**The problem:**
Copy out each line in the material below that has the word "Sagt".

━━━ Exercise inputs ━━━

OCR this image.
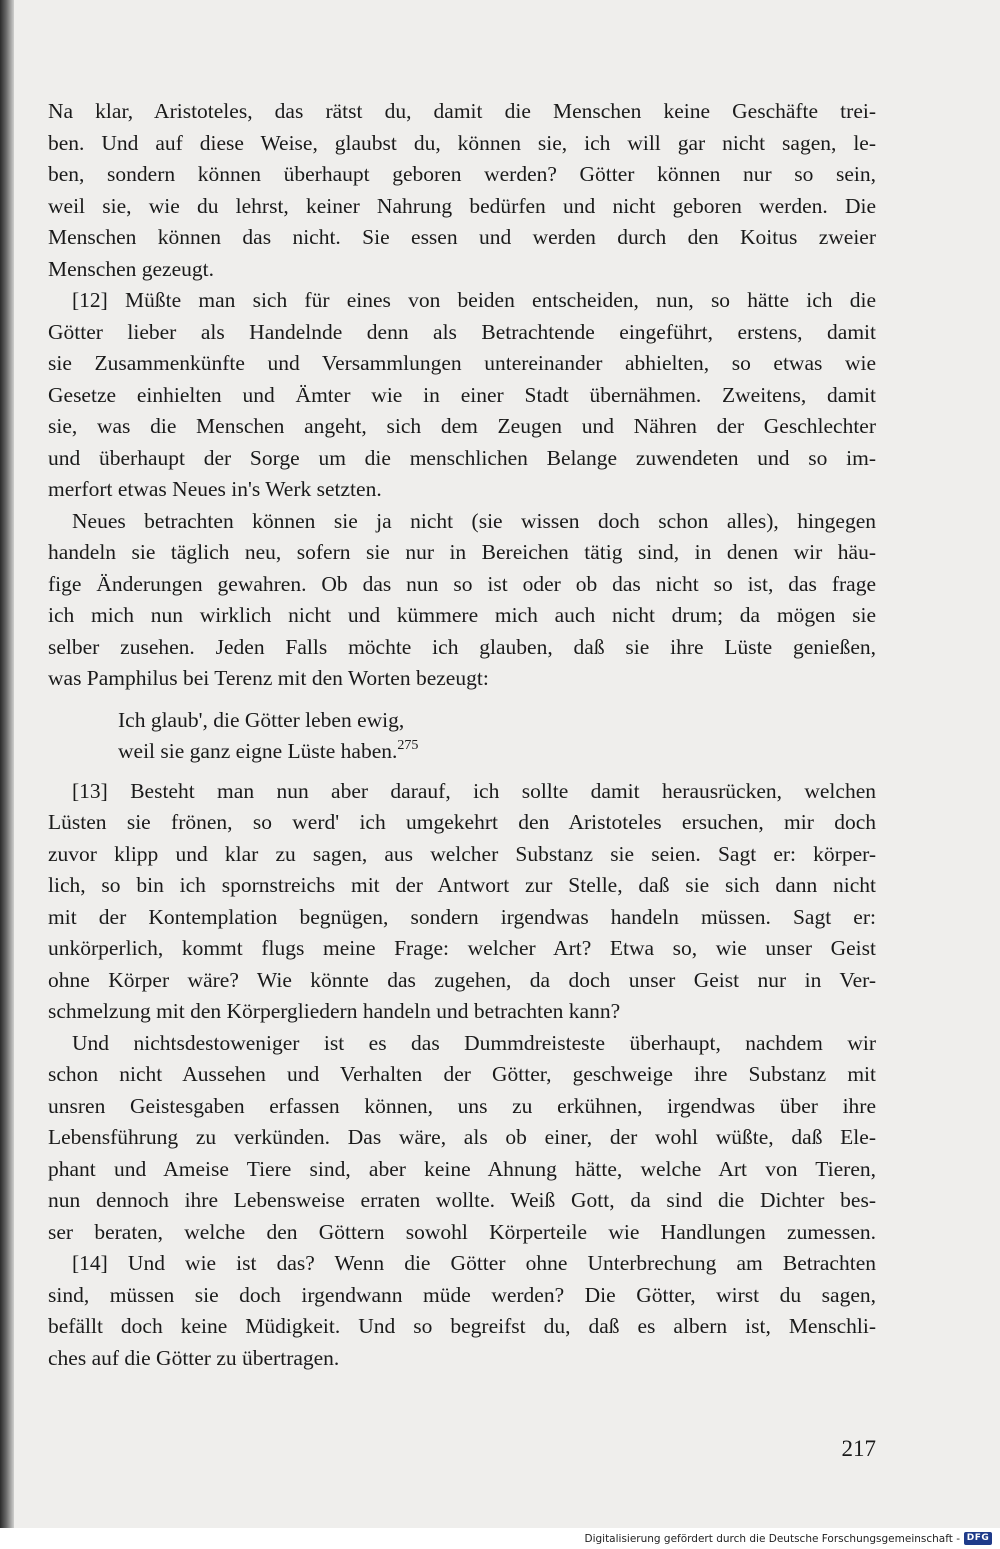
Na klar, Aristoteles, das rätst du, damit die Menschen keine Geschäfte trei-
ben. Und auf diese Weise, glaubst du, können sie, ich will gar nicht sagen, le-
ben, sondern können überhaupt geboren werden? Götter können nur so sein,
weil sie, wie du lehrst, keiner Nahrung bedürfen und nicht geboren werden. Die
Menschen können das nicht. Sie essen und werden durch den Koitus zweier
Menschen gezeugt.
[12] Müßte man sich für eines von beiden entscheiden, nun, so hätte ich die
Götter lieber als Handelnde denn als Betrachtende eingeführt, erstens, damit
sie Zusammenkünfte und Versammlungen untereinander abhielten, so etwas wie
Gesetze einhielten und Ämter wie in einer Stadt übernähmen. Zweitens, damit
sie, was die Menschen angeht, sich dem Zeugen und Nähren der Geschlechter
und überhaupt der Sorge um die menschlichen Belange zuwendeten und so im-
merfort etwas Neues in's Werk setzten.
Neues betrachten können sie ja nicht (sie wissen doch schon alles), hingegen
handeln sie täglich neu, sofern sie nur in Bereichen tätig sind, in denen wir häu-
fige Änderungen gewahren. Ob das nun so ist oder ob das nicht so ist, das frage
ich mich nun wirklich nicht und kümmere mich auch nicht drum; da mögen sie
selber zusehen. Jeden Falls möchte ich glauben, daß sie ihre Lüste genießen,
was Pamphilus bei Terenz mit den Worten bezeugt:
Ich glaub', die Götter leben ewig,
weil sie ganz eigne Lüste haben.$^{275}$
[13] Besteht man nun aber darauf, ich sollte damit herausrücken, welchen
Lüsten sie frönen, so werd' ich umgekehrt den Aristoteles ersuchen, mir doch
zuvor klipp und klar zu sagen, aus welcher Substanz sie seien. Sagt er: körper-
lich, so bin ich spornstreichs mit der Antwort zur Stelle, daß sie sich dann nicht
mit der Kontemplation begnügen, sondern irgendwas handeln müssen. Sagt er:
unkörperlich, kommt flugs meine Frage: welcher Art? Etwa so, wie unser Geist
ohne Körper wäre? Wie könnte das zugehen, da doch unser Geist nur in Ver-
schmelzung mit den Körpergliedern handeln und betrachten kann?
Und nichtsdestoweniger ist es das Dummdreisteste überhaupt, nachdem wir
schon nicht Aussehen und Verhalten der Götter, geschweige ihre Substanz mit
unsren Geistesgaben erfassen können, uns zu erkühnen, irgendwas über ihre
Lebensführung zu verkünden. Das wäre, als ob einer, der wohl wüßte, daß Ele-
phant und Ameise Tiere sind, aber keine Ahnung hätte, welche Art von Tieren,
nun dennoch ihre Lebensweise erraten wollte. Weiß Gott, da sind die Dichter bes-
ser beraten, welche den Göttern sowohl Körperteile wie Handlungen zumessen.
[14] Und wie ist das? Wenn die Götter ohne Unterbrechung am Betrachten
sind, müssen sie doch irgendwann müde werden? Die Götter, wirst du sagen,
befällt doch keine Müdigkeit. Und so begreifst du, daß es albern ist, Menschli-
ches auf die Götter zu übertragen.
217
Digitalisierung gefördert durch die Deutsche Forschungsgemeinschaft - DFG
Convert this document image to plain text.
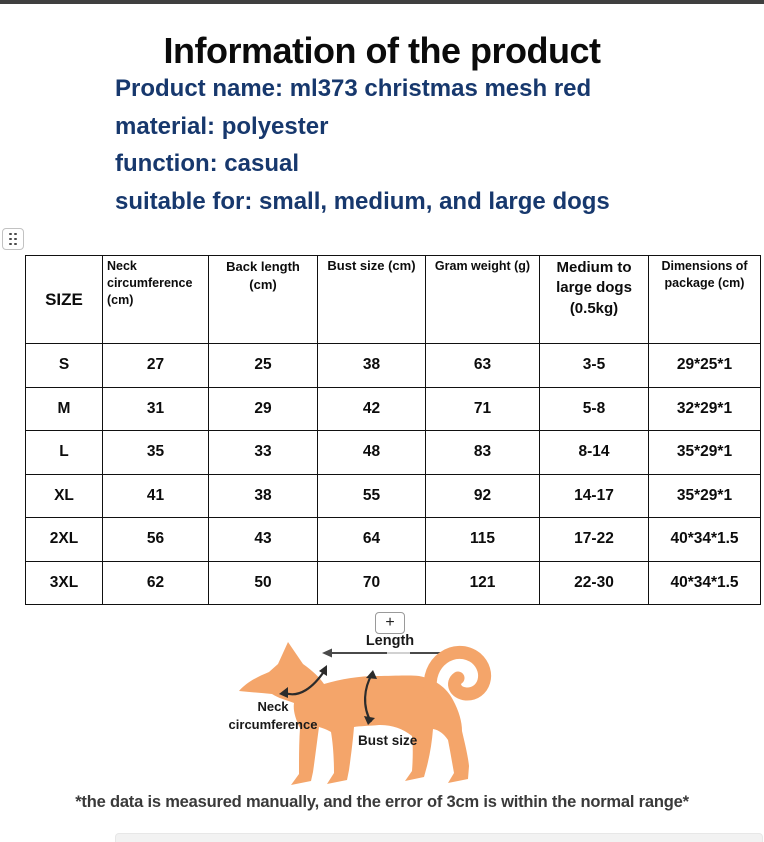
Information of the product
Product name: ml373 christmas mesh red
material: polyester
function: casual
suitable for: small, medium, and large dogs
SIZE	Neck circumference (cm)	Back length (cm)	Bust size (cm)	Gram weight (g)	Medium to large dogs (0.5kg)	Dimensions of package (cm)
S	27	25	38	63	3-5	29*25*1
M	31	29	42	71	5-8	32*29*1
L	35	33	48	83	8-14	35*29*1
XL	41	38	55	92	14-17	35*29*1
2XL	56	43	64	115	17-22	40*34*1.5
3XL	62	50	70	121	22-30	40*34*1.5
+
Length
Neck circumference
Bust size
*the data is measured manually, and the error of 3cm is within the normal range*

━━━

**Task result:**
zuvor klipp und klar zu sagen, aus welcher Substanz sie seien. Sagt er: körper-
mit der Kontemplation begnügen, sondern irgendwas handeln müssen. Sagt er:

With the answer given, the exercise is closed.